**WRITTEN INSTRUCTION**
Your task is to copy every line of the records below that contains "JTGC".
— Start THE INPUT —
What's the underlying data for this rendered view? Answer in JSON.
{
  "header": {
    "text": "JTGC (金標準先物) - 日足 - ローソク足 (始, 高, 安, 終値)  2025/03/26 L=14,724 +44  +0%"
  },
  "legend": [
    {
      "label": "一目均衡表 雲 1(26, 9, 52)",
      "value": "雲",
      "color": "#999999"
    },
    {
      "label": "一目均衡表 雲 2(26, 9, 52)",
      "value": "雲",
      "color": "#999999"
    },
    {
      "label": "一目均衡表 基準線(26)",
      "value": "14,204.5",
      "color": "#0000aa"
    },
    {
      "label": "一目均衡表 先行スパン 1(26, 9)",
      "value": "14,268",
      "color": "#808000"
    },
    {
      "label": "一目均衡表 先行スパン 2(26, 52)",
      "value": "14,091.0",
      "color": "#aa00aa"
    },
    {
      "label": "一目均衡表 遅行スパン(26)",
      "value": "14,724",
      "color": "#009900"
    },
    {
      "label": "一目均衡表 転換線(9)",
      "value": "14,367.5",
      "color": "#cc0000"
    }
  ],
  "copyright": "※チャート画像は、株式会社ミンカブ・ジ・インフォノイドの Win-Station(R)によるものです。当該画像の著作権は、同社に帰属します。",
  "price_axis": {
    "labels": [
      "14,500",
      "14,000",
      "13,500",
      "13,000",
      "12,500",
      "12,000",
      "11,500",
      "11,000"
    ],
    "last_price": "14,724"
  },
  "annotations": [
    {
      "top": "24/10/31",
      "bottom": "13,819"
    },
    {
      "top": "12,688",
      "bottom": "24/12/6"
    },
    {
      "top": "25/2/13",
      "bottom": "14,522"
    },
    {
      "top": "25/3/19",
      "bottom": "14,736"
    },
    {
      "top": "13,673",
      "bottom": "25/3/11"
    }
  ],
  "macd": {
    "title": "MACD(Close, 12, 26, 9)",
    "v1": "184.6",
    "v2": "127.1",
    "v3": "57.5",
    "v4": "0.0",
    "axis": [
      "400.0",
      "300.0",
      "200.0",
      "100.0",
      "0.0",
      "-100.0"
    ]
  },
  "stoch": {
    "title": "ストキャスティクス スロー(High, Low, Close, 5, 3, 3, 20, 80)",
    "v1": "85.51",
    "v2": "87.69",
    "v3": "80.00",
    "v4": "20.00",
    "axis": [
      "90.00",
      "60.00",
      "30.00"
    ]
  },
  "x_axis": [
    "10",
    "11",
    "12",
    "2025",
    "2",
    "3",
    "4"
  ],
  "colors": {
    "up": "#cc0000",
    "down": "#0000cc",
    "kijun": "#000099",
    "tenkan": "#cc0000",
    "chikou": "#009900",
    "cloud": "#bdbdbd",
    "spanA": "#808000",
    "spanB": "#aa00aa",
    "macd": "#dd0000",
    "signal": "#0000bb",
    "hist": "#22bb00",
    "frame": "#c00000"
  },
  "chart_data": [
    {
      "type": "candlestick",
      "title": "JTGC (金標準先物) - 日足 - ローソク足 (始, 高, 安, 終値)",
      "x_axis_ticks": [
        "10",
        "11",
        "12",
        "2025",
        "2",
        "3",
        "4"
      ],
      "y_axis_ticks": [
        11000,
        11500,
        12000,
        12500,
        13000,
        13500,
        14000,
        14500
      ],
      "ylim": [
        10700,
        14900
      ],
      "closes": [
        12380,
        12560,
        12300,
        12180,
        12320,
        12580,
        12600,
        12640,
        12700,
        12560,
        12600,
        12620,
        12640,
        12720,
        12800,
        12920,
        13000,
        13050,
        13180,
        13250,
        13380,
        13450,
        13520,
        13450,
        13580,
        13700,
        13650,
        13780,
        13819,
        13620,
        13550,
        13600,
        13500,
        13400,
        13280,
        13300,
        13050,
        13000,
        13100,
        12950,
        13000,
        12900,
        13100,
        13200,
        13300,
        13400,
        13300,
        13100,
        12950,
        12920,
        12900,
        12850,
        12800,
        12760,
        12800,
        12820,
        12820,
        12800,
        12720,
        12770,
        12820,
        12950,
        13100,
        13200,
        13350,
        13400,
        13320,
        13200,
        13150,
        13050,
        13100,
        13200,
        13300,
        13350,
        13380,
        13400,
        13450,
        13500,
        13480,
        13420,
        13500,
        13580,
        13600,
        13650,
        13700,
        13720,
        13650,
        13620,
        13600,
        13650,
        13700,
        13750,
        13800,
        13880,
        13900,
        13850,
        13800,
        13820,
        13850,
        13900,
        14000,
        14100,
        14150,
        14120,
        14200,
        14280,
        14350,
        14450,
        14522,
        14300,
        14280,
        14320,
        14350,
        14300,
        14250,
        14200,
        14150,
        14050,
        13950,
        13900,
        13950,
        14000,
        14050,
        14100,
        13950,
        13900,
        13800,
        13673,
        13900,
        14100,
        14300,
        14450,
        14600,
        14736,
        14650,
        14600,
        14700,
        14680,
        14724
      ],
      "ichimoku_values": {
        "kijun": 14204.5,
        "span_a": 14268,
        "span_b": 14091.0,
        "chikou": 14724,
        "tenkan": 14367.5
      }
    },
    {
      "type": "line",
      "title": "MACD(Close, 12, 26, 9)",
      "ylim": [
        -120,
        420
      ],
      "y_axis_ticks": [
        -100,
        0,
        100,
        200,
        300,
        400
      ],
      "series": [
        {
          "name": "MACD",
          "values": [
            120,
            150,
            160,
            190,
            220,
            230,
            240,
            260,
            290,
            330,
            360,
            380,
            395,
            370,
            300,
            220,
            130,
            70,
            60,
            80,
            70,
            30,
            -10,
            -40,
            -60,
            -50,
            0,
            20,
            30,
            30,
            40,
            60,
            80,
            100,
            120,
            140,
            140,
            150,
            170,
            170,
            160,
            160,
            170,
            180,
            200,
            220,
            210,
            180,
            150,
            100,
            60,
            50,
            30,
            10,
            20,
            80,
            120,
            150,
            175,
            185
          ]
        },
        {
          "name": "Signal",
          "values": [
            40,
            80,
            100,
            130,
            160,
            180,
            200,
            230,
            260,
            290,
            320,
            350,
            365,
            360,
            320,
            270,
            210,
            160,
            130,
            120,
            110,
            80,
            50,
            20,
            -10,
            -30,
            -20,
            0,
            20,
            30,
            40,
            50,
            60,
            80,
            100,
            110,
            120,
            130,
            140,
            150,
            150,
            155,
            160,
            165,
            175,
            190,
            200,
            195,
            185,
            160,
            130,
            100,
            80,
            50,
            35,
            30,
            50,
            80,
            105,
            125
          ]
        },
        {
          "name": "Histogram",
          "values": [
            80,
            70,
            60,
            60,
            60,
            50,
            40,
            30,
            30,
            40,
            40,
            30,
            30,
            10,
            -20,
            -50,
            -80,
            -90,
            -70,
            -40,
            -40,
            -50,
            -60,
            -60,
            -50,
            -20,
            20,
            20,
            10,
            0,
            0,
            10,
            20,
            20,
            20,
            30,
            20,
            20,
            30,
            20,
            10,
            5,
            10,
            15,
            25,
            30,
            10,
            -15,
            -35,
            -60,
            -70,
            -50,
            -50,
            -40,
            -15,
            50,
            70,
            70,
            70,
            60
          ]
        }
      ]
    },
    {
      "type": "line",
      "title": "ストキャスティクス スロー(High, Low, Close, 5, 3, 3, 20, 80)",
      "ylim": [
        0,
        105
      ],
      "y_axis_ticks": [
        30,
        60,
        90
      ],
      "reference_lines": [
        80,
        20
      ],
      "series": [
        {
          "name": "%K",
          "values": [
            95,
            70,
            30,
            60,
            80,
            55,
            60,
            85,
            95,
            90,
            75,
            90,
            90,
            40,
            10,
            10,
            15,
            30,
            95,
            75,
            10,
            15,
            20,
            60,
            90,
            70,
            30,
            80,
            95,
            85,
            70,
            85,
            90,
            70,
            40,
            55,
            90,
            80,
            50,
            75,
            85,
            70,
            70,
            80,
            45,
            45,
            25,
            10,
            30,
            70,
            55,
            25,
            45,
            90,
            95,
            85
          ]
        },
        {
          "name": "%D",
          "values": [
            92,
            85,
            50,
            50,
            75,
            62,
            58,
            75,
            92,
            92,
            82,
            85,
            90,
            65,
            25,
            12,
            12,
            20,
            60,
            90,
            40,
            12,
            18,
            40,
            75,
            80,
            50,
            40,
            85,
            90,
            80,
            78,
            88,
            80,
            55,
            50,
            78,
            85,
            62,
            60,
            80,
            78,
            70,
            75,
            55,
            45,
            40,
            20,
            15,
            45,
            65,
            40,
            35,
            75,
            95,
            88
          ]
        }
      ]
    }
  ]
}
— End THE INPUT —
**FULL OUTPUT**
    "text": "JTGC (金標準先物) - 日足 - ローソク足 (始, 高, 安, 終値)  2025/03/26 L=14,724 +44  +0%"
      "title": "JTGC (金標準先物) - 日足 - ローソク足 (始, 高, 安, 終値)",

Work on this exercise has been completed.